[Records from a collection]
★ ★ ★ ★ ★ ★ ★
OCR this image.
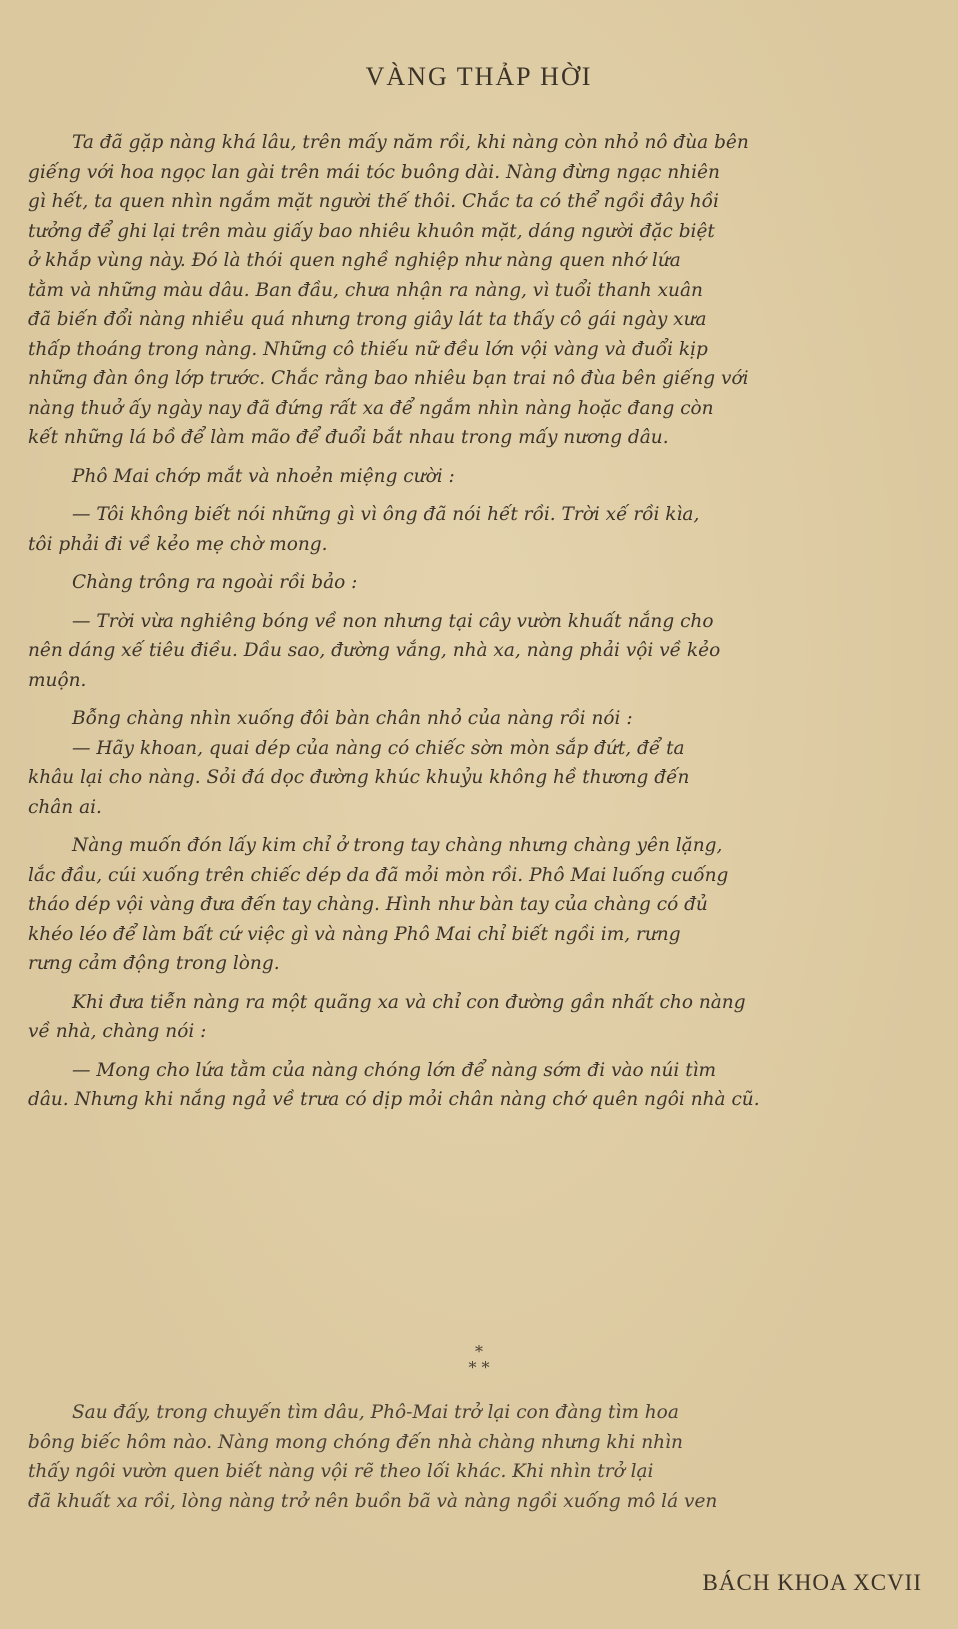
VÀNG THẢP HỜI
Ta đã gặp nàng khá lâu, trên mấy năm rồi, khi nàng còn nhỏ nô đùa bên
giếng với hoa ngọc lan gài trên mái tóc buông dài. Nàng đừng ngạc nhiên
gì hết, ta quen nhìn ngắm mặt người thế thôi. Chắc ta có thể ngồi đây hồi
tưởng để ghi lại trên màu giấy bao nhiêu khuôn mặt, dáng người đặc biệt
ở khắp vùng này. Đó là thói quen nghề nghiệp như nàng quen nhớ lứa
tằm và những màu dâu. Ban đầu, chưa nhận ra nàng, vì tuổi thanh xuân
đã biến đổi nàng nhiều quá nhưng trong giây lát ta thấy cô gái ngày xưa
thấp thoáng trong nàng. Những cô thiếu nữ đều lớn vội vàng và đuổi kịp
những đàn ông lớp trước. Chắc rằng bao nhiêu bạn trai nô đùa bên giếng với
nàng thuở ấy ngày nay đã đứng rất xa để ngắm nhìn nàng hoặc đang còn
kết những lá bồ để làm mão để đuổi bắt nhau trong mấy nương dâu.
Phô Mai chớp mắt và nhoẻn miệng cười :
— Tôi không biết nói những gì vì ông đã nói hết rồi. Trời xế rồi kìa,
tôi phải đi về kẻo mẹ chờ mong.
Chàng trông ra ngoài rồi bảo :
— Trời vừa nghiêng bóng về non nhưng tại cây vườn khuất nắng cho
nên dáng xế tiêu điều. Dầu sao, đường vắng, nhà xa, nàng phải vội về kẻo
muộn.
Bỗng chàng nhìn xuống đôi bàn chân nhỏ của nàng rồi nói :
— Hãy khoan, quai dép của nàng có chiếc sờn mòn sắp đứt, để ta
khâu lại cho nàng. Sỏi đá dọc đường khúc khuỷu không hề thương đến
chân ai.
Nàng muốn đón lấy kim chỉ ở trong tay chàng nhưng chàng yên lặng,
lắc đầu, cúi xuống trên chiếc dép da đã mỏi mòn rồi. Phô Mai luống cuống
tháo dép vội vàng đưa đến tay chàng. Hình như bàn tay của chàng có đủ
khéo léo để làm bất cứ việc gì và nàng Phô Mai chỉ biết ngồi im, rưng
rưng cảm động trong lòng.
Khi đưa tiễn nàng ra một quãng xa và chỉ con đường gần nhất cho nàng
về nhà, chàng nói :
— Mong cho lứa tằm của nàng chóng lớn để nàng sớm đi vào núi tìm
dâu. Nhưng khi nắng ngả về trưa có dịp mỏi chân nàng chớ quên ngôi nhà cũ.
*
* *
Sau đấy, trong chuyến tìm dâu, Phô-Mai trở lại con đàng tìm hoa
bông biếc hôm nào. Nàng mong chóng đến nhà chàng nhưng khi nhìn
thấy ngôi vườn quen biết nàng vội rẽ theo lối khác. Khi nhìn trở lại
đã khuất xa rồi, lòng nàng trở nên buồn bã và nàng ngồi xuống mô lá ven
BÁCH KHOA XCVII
★ ★ ★ ★ ★ ★ ★
Description of the task
Count the lines that hold the string "người" and state that number alone.

Response for this exercise
2